Set problem>
Each record must be retyped in full. No character may differ.
+++ Extracted data
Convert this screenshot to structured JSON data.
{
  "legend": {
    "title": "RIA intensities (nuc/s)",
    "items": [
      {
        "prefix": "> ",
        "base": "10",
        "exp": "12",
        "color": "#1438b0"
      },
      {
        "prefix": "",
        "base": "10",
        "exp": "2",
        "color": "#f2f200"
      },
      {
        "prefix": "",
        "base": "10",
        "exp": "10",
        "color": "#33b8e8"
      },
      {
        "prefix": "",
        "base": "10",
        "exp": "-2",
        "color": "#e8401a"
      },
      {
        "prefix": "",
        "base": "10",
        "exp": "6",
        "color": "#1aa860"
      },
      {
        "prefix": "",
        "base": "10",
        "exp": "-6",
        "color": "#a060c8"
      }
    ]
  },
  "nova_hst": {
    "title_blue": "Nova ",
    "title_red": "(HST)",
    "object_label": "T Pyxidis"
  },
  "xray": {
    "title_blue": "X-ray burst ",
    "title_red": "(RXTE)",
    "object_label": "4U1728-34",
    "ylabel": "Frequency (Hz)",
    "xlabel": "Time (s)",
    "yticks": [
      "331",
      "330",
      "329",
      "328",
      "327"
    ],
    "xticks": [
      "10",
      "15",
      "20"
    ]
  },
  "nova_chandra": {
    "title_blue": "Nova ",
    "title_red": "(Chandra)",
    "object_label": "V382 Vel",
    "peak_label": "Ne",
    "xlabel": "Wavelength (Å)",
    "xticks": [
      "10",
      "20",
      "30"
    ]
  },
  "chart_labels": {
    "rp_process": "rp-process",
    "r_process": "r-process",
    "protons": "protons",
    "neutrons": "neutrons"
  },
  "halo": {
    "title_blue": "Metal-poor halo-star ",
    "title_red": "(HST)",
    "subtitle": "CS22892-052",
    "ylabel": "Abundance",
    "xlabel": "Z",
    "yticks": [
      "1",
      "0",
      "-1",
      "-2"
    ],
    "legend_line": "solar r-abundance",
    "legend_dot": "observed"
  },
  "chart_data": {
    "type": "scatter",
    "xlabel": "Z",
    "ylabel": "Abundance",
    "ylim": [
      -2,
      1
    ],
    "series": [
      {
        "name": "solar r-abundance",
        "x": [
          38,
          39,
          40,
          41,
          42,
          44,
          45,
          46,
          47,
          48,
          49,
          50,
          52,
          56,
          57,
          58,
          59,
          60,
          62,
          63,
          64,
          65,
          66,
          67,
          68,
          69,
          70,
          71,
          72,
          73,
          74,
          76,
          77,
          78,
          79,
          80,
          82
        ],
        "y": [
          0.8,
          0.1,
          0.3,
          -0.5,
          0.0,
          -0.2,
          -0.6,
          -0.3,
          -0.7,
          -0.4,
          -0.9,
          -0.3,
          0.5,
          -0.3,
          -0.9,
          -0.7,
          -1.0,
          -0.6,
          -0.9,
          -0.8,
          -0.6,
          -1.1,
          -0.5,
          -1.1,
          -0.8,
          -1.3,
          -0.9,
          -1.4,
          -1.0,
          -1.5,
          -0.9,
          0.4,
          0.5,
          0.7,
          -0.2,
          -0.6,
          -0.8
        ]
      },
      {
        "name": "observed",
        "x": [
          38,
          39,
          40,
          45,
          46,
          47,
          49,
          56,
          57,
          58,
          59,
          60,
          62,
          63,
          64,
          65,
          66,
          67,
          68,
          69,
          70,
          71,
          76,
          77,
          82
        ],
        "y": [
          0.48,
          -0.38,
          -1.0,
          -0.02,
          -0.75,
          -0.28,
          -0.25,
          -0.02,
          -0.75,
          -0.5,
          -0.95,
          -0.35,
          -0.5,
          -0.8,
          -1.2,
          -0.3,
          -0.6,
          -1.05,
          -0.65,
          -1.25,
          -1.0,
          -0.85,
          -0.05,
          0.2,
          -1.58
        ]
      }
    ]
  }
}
++++++
Result of this task>
Convert this screenshot to structured JSON data.
{
  "legend": {
    "title": "RIA intensities (nuc/s)",
    "items": [
      {
        "prefix": "> ",
        "base": "10",
        "exp": "12",
        "color": "#1438b0"
      },
      {
        "prefix": "",
        "base": "10",
        "exp": "2",
        "color": "#f2f200"
      },
      {
        "prefix": "",
        "base": "10",
        "exp": "10",
        "color": "#33b8e8"
      },
      {
        "prefix": "",
        "base": "10",
        "exp": "-2",
        "color": "#e8401a"
      },
      {
        "prefix": "",
        "base": "10",
        "exp": "6",
        "color": "#1aa860"
      },
      {
        "prefix": "",
        "base": "10",
        "exp": "-6",
        "color": "#a060c8"
      }
    ]
  },
  "nova_hst": {
    "title_blue": "Nova ",
    "title_red": "(HST)",
    "object_label": "T Pyxidis"
  },
  "xray": {
    "title_blue": "X-ray burst ",
    "title_red": "(RXTE)",
    "object_label": "4U1728-34",
    "ylabel": "Frequency (Hz)",
    "xlabel": "Time (s)",
    "yticks": [
      "331",
      "330",
      "329",
      "328",
      "327"
    ],
    "xticks": [
      "10",
      "15",
      "20"
    ]
  },
  "nova_chandra": {
    "title_blue": "Nova ",
    "title_red": "(Chandra)",
    "object_label": "V382 Vel",
    "peak_label": "Ne",
    "xlabel": "Wavelength (Å)",
    "xticks": [
      "10",
      "20",
      "30"
    ]
  },
  "chart_labels": {
    "rp_process": "rp-process",
    "r_process": "r-process",
    "protons": "protons",
    "neutrons": "neutrons"
  },
  "halo": {
    "title_blue": "Metal-poor halo-star ",
    "title_red": "(HST)",
    "subtitle": "CS22892-052",
    "ylabel": "Abundance",
    "xlabel": "Z",
    "yticks": [
      "1",
      "0",
      "-1",
      "-2"
    ],
    "legend_line": "solar r-abundance",
    "legend_dot": "observed"
  },
  "chart_data": {
    "type": "scatter",
    "xlabel": "Z",
    "ylabel": "Abundance",
    "ylim": [
      -2,
      1
    ],
    "series": [
      {
        "name": "solar r-abundance",
        "x": [
          38,
          39,
          40,
          41,
          42,
          44,
          45,
          46,
          47,
          48,
          49,
          50,
          52,
          56,
          57,
          58,
          59,
          60,
          62,
          63,
          64,
          65,
          66,
          67,
          68,
          69,
          70,
          71,
          72,
          73,
          74,
          76,
          77,
          78,
          79,
          80,
          82
        ],
        "y": [
          0.8,
          0.1,
          0.3,
          -0.5,
          0.0,
          -0.2,
          -0.6,
          -0.3,
          -0.7,
          -0.4,
          -0.9,
          -0.3,
          0.5,
          -0.3,
          -0.9,
          -0.7,
          -1.0,
          -0.6,
          -0.9,
          -0.8,
          -0.6,
          -1.1,
          -0.5,
          -1.1,
          -0.8,
          -1.3,
          -0.9,
          -1.4,
          -1.0,
          -1.5,
          -0.9,
          0.4,
          0.5,
          0.7,
          -0.2,
          -0.6,
          -0.8
        ]
      },
      {
        "name": "observed",
        "x": [
          38,
          39,
          40,
          45,
          46,
          47,
          49,
          56,
          57,
          58,
          59,
          60,
          62,
          63,
          64,
          65,
          66,
          67,
          68,
          69,
          70,
          71,
          76,
          77,
          82
        ],
        "y": [
          0.48,
          -0.38,
          -1.0,
          -0.02,
          -0.75,
          -0.28,
          -0.25,
          -0.02,
          -0.75,
          -0.5,
          -0.95,
          -0.35,
          -0.5,
          -0.8,
          -1.2,
          -0.3,
          -0.6,
          -1.05,
          -0.65,
          -1.25,
          -1.0,
          -0.85,
          -0.05,
          0.2,
          -1.58
        ]
      }
    ]
  }
}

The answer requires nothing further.